## Start MATERIAL FOR THE TASK

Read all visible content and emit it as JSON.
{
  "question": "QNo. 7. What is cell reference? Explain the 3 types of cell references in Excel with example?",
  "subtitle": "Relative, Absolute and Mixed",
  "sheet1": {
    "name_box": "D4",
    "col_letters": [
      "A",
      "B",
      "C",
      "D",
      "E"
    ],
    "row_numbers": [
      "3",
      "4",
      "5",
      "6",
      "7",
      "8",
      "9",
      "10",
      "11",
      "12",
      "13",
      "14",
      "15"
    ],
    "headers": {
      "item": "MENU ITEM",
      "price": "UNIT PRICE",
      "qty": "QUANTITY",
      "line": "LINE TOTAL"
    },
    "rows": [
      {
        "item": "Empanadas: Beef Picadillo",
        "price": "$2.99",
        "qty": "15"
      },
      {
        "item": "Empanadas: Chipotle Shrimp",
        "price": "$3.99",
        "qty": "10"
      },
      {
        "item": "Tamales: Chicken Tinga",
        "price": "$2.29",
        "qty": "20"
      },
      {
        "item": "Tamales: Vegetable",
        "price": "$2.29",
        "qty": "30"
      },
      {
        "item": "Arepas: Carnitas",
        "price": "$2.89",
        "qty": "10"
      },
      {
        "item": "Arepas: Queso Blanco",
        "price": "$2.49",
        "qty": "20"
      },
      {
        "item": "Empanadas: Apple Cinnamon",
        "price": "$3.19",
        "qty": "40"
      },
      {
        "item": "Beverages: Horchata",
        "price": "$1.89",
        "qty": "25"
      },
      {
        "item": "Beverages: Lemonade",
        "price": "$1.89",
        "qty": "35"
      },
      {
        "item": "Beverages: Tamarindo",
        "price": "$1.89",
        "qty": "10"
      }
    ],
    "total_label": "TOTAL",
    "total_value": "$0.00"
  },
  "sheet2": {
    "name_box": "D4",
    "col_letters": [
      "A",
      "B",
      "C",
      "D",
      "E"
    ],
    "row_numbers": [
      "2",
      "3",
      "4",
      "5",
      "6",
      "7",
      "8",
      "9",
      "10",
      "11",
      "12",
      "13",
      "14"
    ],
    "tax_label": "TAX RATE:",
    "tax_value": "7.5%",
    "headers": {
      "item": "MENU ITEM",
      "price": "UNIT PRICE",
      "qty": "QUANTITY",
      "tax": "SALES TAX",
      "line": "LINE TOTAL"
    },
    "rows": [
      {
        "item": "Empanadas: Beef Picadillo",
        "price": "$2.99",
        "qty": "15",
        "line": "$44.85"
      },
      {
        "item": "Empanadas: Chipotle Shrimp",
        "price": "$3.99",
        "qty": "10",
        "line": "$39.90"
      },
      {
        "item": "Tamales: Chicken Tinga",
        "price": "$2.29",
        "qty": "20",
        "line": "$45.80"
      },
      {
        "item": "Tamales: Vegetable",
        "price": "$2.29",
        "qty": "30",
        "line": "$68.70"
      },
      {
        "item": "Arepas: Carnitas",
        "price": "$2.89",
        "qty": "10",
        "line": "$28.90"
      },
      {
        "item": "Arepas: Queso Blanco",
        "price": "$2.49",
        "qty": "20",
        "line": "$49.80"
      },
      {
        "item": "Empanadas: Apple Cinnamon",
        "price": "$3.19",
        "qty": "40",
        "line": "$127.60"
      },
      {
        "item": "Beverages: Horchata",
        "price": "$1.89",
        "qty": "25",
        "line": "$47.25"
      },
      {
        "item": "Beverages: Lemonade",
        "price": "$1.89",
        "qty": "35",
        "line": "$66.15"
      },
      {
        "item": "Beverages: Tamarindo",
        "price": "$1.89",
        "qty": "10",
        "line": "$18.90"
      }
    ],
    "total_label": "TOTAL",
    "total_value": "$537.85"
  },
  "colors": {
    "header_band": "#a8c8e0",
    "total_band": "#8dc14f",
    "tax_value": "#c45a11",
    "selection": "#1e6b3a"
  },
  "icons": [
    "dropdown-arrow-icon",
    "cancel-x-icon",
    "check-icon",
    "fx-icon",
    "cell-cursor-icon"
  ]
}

## End MATERIAL FOR THE TASK

§ DIRECTIONS FOR THIS TASK:
Retype the material in full. Each word must match.

§ EXERCISE SOLUTION:
Read all visible content and emit it as JSON.
{
  "question": "QNo. 7. What is cell reference? Explain the 3 types of cell references in Excel with example?",
  "subtitle": "Relative, Absolute and Mixed",
  "sheet1": {
    "name_box": "D4",
    "col_letters": [
      "A",
      "B",
      "C",
      "D",
      "E"
    ],
    "row_numbers": [
      "3",
      "4",
      "5",
      "6",
      "7",
      "8",
      "9",
      "10",
      "11",
      "12",
      "13",
      "14",
      "15"
    ],
    "headers": {
      "item": "MENU ITEM",
      "price": "UNIT PRICE",
      "qty": "QUANTITY",
      "line": "LINE TOTAL"
    },
    "rows": [
      {
        "item": "Empanadas: Beef Picadillo",
        "price": "$2.99",
        "qty": "15"
      },
      {
        "item": "Empanadas: Chipotle Shrimp",
        "price": "$3.99",
        "qty": "10"
      },
      {
        "item": "Tamales: Chicken Tinga",
        "price": "$2.29",
        "qty": "20"
      },
      {
        "item": "Tamales: Vegetable",
        "price": "$2.29",
        "qty": "30"
      },
      {
        "item": "Arepas: Carnitas",
        "price": "$2.89",
        "qty": "10"
      },
      {
        "item": "Arepas: Queso Blanco",
        "price": "$2.49",
        "qty": "20"
      },
      {
        "item": "Empanadas: Apple Cinnamon",
        "price": "$3.19",
        "qty": "40"
      },
      {
        "item": "Beverages: Horchata",
        "price": "$1.89",
        "qty": "25"
      },
      {
        "item": "Beverages: Lemonade",
        "price": "$1.89",
        "qty": "35"
      },
      {
        "item": "Beverages: Tamarindo",
        "price": "$1.89",
        "qty": "10"
      }
    ],
    "total_label": "TOTAL",
    "total_value": "$0.00"
  },
  "sheet2": {
    "name_box": "D4",
    "col_letters": [
      "A",
      "B",
      "C",
      "D",
      "E"
    ],
    "row_numbers": [
      "2",
      "3",
      "4",
      "5",
      "6",
      "7",
      "8",
      "9",
      "10",
      "11",
      "12",
      "13",
      "14"
    ],
    "tax_label": "TAX RATE:",
    "tax_value": "7.5%",
    "headers": {
      "item": "MENU ITEM",
      "price": "UNIT PRICE",
      "qty": "QUANTITY",
      "tax": "SALES TAX",
      "line": "LINE TOTAL"
    },
    "rows": [
      {
        "item": "Empanadas: Beef Picadillo",
        "price": "$2.99",
        "qty": "15",
        "line": "$44.85"
      },
      {
        "item": "Empanadas: Chipotle Shrimp",
        "price": "$3.99",
        "qty": "10",
        "line": "$39.90"
      },
      {
        "item": "Tamales: Chicken Tinga",
        "price": "$2.29",
        "qty": "20",
        "line": "$45.80"
      },
      {
        "item": "Tamales: Vegetable",
        "price": "$2.29",
        "qty": "30",
        "line": "$68.70"
      },
      {
        "item": "Arepas: Carnitas",
        "price": "$2.89",
        "qty": "10",
        "line": "$28.90"
      },
      {
        "item": "Arepas: Queso Blanco",
        "price": "$2.49",
        "qty": "20",
        "line": "$49.80"
      },
      {
        "item": "Empanadas: Apple Cinnamon",
        "price": "$3.19",
        "qty": "40",
        "line": "$127.60"
      },
      {
        "item": "Beverages: Horchata",
        "price": "$1.89",
        "qty": "25",
        "line": "$47.25"
      },
      {
        "item": "Beverages: Lemonade",
        "price": "$1.89",
        "qty": "35",
        "line": "$66.15"
      },
      {
        "item": "Beverages: Tamarindo",
        "price": "$1.89",
        "qty": "10",
        "line": "$18.90"
      }
    ],
    "total_label": "TOTAL",
    "total_value": "$537.85"
  },
  "colors": {
    "header_band": "#a8c8e0",
    "total_band": "#8dc14f",
    "tax_value": "#c45a11",
    "selection": "#1e6b3a"
  },
  "icons": [
    "dropdown-arrow-icon",
    "cancel-x-icon",
    "check-icon",
    "fx-icon",
    "cell-cursor-icon"
  ]
}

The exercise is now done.